** start of EXCERPTED DATA **

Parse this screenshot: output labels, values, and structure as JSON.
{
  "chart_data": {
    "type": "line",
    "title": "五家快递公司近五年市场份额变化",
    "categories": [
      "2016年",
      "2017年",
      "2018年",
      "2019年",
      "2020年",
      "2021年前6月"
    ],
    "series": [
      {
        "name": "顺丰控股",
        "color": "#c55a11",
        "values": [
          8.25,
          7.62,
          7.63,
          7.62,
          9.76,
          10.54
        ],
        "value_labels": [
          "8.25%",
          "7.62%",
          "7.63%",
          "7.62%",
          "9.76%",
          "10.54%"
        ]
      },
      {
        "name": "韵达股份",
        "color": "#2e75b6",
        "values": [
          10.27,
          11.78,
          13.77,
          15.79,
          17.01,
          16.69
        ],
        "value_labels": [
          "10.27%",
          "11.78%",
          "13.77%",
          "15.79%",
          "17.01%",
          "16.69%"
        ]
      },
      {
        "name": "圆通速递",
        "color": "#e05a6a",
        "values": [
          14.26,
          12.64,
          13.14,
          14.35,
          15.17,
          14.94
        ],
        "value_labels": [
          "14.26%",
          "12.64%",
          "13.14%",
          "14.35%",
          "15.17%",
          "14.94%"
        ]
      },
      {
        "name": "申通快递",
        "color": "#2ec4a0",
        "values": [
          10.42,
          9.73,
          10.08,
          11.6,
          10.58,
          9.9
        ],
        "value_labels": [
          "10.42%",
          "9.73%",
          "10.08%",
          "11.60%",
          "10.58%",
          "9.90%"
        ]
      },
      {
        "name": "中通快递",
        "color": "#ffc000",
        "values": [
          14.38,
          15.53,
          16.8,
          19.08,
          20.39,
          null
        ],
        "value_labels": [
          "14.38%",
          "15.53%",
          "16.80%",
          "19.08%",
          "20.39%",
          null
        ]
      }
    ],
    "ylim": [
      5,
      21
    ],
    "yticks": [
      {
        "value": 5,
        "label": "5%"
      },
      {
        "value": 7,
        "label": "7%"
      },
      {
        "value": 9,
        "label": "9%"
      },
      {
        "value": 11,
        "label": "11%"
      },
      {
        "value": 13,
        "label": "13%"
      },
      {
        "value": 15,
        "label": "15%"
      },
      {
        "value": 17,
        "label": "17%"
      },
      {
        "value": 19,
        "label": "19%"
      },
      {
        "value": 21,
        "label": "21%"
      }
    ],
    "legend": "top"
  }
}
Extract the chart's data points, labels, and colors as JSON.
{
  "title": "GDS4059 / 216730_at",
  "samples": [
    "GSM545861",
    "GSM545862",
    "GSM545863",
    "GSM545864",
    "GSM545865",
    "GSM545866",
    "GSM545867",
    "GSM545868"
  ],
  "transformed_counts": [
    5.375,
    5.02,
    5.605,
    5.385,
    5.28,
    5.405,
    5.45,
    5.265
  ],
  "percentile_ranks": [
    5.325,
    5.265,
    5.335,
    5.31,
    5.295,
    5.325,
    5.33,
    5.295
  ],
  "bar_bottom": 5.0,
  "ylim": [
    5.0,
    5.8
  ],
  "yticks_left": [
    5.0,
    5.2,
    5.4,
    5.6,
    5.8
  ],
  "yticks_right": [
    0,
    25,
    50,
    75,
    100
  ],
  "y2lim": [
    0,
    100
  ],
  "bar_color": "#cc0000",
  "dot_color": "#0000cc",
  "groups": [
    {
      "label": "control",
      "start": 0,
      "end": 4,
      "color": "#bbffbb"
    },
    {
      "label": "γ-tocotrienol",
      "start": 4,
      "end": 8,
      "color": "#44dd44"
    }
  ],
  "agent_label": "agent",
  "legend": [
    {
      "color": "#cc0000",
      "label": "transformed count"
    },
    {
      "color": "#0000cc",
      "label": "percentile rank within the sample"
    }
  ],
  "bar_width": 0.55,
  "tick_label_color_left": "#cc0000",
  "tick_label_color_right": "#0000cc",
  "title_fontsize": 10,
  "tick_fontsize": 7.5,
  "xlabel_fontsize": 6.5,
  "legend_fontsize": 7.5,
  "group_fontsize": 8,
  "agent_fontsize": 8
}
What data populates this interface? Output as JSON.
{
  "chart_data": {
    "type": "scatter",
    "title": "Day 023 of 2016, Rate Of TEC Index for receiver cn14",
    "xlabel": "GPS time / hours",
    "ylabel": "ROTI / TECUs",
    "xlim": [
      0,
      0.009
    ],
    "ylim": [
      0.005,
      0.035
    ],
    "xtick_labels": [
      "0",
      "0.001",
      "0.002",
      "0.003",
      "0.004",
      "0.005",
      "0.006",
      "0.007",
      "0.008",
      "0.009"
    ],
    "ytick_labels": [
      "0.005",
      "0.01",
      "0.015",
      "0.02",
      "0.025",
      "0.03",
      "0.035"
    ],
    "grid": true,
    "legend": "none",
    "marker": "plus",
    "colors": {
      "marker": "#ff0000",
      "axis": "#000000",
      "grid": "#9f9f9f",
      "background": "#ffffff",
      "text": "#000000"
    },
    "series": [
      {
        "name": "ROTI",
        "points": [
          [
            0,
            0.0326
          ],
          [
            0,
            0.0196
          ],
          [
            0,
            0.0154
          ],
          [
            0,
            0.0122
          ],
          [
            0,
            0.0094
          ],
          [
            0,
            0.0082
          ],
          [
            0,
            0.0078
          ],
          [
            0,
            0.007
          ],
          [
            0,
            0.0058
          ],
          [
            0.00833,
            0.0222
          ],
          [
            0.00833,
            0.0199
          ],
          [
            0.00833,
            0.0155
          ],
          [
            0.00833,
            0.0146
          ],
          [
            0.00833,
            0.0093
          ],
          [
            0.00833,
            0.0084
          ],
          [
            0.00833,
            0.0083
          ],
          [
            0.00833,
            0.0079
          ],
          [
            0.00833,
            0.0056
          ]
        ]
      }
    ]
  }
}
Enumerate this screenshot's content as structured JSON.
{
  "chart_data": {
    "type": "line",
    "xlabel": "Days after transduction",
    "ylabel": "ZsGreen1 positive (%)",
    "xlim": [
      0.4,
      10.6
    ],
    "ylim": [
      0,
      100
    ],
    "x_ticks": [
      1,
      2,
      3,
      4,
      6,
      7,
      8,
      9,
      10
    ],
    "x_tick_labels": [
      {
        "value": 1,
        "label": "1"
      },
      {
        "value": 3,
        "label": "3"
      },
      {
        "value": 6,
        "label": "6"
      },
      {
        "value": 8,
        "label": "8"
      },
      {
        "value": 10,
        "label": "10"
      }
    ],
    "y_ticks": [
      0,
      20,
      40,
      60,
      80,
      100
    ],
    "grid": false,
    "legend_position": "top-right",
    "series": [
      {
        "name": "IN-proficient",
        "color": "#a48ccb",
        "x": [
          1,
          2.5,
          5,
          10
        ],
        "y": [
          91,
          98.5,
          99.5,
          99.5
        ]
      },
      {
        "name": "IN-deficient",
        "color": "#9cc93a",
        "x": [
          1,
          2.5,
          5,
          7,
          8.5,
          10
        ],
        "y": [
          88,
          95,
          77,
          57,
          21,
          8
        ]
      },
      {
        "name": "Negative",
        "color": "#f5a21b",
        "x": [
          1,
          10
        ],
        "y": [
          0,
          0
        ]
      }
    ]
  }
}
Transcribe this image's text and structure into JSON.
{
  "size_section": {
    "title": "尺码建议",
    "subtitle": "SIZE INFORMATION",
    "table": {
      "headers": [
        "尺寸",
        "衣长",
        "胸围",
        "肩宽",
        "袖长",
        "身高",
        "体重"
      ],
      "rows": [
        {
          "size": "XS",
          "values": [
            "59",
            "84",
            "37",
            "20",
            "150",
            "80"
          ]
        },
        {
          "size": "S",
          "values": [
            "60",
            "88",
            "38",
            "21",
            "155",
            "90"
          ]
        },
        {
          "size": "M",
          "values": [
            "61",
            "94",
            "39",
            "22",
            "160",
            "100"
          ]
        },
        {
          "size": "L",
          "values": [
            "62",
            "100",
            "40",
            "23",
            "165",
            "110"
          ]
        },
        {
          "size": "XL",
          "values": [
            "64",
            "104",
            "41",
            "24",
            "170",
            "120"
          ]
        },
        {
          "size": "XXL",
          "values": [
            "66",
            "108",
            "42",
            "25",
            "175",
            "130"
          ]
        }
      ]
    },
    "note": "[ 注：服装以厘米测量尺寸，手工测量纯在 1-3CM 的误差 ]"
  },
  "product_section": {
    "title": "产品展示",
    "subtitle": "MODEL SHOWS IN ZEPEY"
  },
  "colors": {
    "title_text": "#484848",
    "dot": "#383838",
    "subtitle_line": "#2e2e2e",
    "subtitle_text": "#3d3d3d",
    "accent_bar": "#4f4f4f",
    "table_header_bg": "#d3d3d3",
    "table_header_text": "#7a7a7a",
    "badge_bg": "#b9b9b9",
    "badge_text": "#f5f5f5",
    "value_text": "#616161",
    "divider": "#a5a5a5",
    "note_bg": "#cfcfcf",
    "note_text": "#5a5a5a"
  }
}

** end of EXCERPTED DATA **

Copy out every line of the material above that mentions the word "ylabel".

    "ylabel": "ROTI / TECUs",
    "ylabel": "ZsGreen1 positive (%)",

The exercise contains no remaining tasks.